Records from a collection of figures:
=====
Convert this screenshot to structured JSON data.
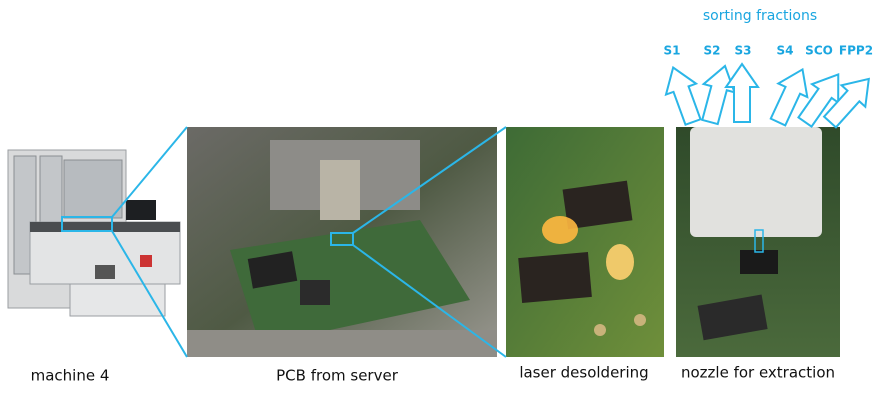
{
  "figure": {
    "title": "sorting fractions",
    "fractions": [
      "S1",
      "S2",
      "S3",
      "S4",
      "SCO",
      "FPP2"
    ],
    "captions": [
      "machine 4",
      "PCB from server",
      "laser desoldering",
      "nozzle for extraction"
    ]
  }
}
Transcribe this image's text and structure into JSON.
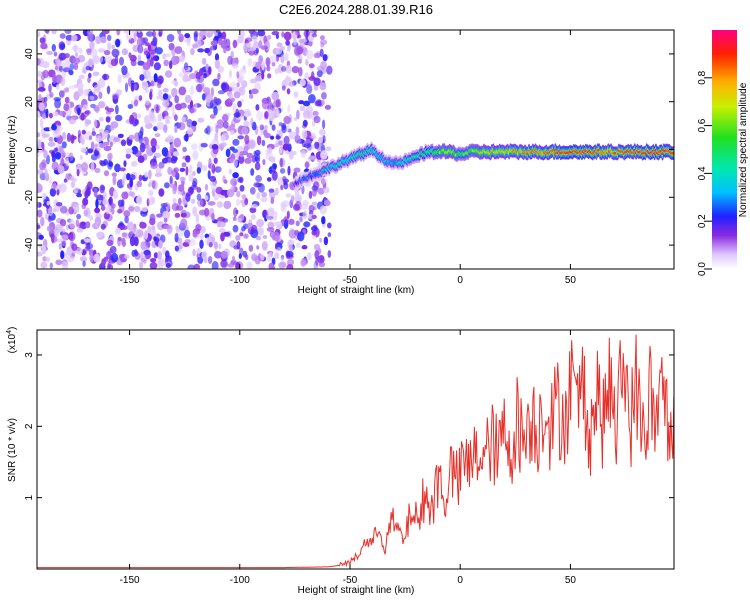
{
  "title": "C2E6.2024.288.01.39.R16",
  "colors": {
    "snr_line": "#e8302a",
    "frame": "#000000",
    "ridge_low": "#3ad8ff",
    "ridge_mid": "#1fe020",
    "ridge_high": "#ff2000",
    "noise": "#7b20ff"
  },
  "chart_data": [
    {
      "type": "heatmap",
      "xlabel": "Height of straight line (km)",
      "ylabel": "Frequency (Hz)",
      "xlim": [
        -192,
        97
      ],
      "ylim": [
        -50,
        50
      ],
      "xticks": [
        -150,
        -100,
        -50,
        0,
        50
      ],
      "xtick_labels": [
        "-150",
        "-100",
        "-50",
        "0",
        "50"
      ],
      "yticks": [
        -40,
        -20,
        0,
        20,
        40
      ],
      "ytick_labels": [
        "-40",
        "-20",
        "0",
        "20",
        "40"
      ],
      "grid": false,
      "noise_region": {
        "x_from": -192,
        "x_to": -62,
        "amplitude_range": [
          0.0,
          0.3
        ]
      },
      "ridge": {
        "x": [
          -75,
          -70,
          -65,
          -60,
          -55,
          -50,
          -45,
          -40,
          -35,
          -30,
          -25,
          -20,
          -15,
          -10,
          -5,
          0,
          5,
          10,
          20,
          30,
          40,
          50,
          60,
          70,
          80,
          90,
          97
        ],
        "frequency": [
          -14,
          -12,
          -10,
          -8,
          -6,
          -4,
          -2,
          0,
          -4,
          -6,
          -5,
          -3,
          -1,
          -1,
          -1,
          -2,
          -1,
          -1,
          -1,
          -1,
          -1,
          -1,
          -1,
          -1,
          -1,
          -1,
          -1
        ],
        "amplitude": [
          0.2,
          0.25,
          0.3,
          0.35,
          0.4,
          0.4,
          0.45,
          0.4,
          0.35,
          0.35,
          0.4,
          0.45,
          0.5,
          0.6,
          0.7,
          0.55,
          0.6,
          0.7,
          0.75,
          0.8,
          0.85,
          0.95,
          0.9,
          0.85,
          0.9,
          0.95,
          0.9
        ]
      },
      "colorbar": {
        "label": "Normalized spectral amplitude",
        "range": [
          0.0,
          1.0
        ],
        "ticks": [
          0.0,
          0.2,
          0.4,
          0.6,
          0.8
        ],
        "tick_labels": [
          "0.0",
          "0.2",
          "0.4",
          "0.6",
          "0.8"
        ]
      }
    },
    {
      "type": "line",
      "xlabel": "Height of straight line (km)",
      "ylabel": "SNR (10 * v/v)",
      "scale_label": "(x10",
      "scale_exponent": "4",
      "scale_close": ")",
      "xlim": [
        -192,
        97
      ],
      "ylim": [
        0,
        3.35
      ],
      "xticks": [
        -150,
        -100,
        -50,
        0,
        50
      ],
      "xtick_labels": [
        "-150",
        "-100",
        "-50",
        "0",
        "50"
      ],
      "yticks": [
        1,
        2,
        3
      ],
      "ytick_labels": [
        "1",
        "2",
        "3"
      ],
      "grid": false,
      "series": [
        {
          "x": [
            -192,
            -160,
            -130,
            -100,
            -80,
            -60,
            -55,
            -50,
            -46,
            -43,
            -40,
            -37,
            -34,
            -31,
            -28,
            -25,
            -22,
            -19,
            -16,
            -13,
            -10,
            -7,
            -4,
            -1,
            2,
            5,
            8,
            11,
            14,
            17,
            20,
            23,
            26,
            29,
            32,
            35,
            38,
            41,
            44,
            47,
            50,
            53,
            56,
            59,
            62,
            65,
            68,
            71,
            74,
            77,
            80,
            83,
            86,
            89,
            92,
            95,
            97
          ],
          "y": [
            0.02,
            0.02,
            0.02,
            0.02,
            0.02,
            0.03,
            0.05,
            0.1,
            0.2,
            0.4,
            0.35,
            0.6,
            0.3,
            0.7,
            0.5,
            0.4,
            0.9,
            0.6,
            1.1,
            0.8,
            1.3,
            1.0,
            1.4,
            1.2,
            1.5,
            1.4,
            1.7,
            1.5,
            1.8,
            1.6,
            1.9,
            1.7,
            2.1,
            1.8,
            2.2,
            1.9,
            2.4,
            2.0,
            2.3,
            2.1,
            2.5,
            2.2,
            2.6,
            1.9,
            2.5,
            2.0,
            2.7,
            1.8,
            3.1,
            2.0,
            2.6,
            1.7,
            2.5,
            1.9,
            2.6,
            1.8,
            2.4
          ]
        }
      ]
    }
  ]
}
=====
● **Set task**:
Repeat the material above word for word and skip every image in it.

● **Response for this exercise**:
Convert this screenshot to structured JSON data.
{
  "figure": {
    "title": "sorting fractions",
    "fractions": [
      "S1",
      "S2",
      "S3",
      "S4",
      "SCO",
      "FPP2"
    ],
    "captions": [
      "machine 4",
      "PCB from server",
      "laser desoldering",
      "nozzle for extraction"
    ]
  }
}
Transcribe this image's text and structure into JSON.
{
  "title": "C2E6.2024.288.01.39.R16",
  "colors": {
    "snr_line": "#e8302a",
    "frame": "#000000",
    "ridge_low": "#3ad8ff",
    "ridge_mid": "#1fe020",
    "ridge_high": "#ff2000",
    "noise": "#7b20ff"
  },
  "chart_data": [
    {
      "type": "heatmap",
      "xlabel": "Height of straight line (km)",
      "ylabel": "Frequency (Hz)",
      "xlim": [
        -192,
        97
      ],
      "ylim": [
        -50,
        50
      ],
      "xticks": [
        -150,
        -100,
        -50,
        0,
        50
      ],
      "xtick_labels": [
        "-150",
        "-100",
        "-50",
        "0",
        "50"
      ],
      "yticks": [
        -40,
        -20,
        0,
        20,
        40
      ],
      "ytick_labels": [
        "-40",
        "-20",
        "0",
        "20",
        "40"
      ],
      "grid": false,
      "noise_region": {
        "x_from": -192,
        "x_to": -62,
        "amplitude_range": [
          0.0,
          0.3
        ]
      },
      "ridge": {
        "x": [
          -75,
          -70,
          -65,
          -60,
          -55,
          -50,
          -45,
          -40,
          -35,
          -30,
          -25,
          -20,
          -15,
          -10,
          -5,
          0,
          5,
          10,
          20,
          30,
          40,
          50,
          60,
          70,
          80,
          90,
          97
        ],
        "frequency": [
          -14,
          -12,
          -10,
          -8,
          -6,
          -4,
          -2,
          0,
          -4,
          -6,
          -5,
          -3,
          -1,
          -1,
          -1,
          -2,
          -1,
          -1,
          -1,
          -1,
          -1,
          -1,
          -1,
          -1,
          -1,
          -1,
          -1
        ],
        "amplitude": [
          0.2,
          0.25,
          0.3,
          0.35,
          0.4,
          0.4,
          0.45,
          0.4,
          0.35,
          0.35,
          0.4,
          0.45,
          0.5,
          0.6,
          0.7,
          0.55,
          0.6,
          0.7,
          0.75,
          0.8,
          0.85,
          0.95,
          0.9,
          0.85,
          0.9,
          0.95,
          0.9
        ]
      },
      "colorbar": {
        "label": "Normalized spectral amplitude",
        "range": [
          0.0,
          1.0
        ],
        "ticks": [
          0.0,
          0.2,
          0.4,
          0.6,
          0.8
        ],
        "tick_labels": [
          "0.0",
          "0.2",
          "0.4",
          "0.6",
          "0.8"
        ]
      }
    },
    {
      "type": "line",
      "xlabel": "Height of straight line (km)",
      "ylabel": "SNR (10 * v/v)",
      "scale_label": "(x10",
      "scale_exponent": "4",
      "scale_close": ")",
      "xlim": [
        -192,
        97
      ],
      "ylim": [
        0,
        3.35
      ],
      "xticks": [
        -150,
        -100,
        -50,
        0,
        50
      ],
      "xtick_labels": [
        "-150",
        "-100",
        "-50",
        "0",
        "50"
      ],
      "yticks": [
        1,
        2,
        3
      ],
      "ytick_labels": [
        "1",
        "2",
        "3"
      ],
      "grid": false,
      "series": [
        {
          "x": [
            -192,
            -160,
            -130,
            -100,
            -80,
            -60,
            -55,
            -50,
            -46,
            -43,
            -40,
            -37,
            -34,
            -31,
            -28,
            -25,
            -22,
            -19,
            -16,
            -13,
            -10,
            -7,
            -4,
            -1,
            2,
            5,
            8,
            11,
            14,
            17,
            20,
            23,
            26,
            29,
            32,
            35,
            38,
            41,
            44,
            47,
            50,
            53,
            56,
            59,
            62,
            65,
            68,
            71,
            74,
            77,
            80,
            83,
            86,
            89,
            92,
            95,
            97
          ],
          "y": [
            0.02,
            0.02,
            0.02,
            0.02,
            0.02,
            0.03,
            0.05,
            0.1,
            0.2,
            0.4,
            0.35,
            0.6,
            0.3,
            0.7,
            0.5,
            0.4,
            0.9,
            0.6,
            1.1,
            0.8,
            1.3,
            1.0,
            1.4,
            1.2,
            1.5,
            1.4,
            1.7,
            1.5,
            1.8,
            1.6,
            1.9,
            1.7,
            2.1,
            1.8,
            2.2,
            1.9,
            2.4,
            2.0,
            2.3,
            2.1,
            2.5,
            2.2,
            2.6,
            1.9,
            2.5,
            2.0,
            2.7,
            1.8,
            3.1,
            2.0,
            2.6,
            1.7,
            2.5,
            1.9,
            2.6,
            1.8,
            2.4
          ]
        }
      ]
    }
  ]
}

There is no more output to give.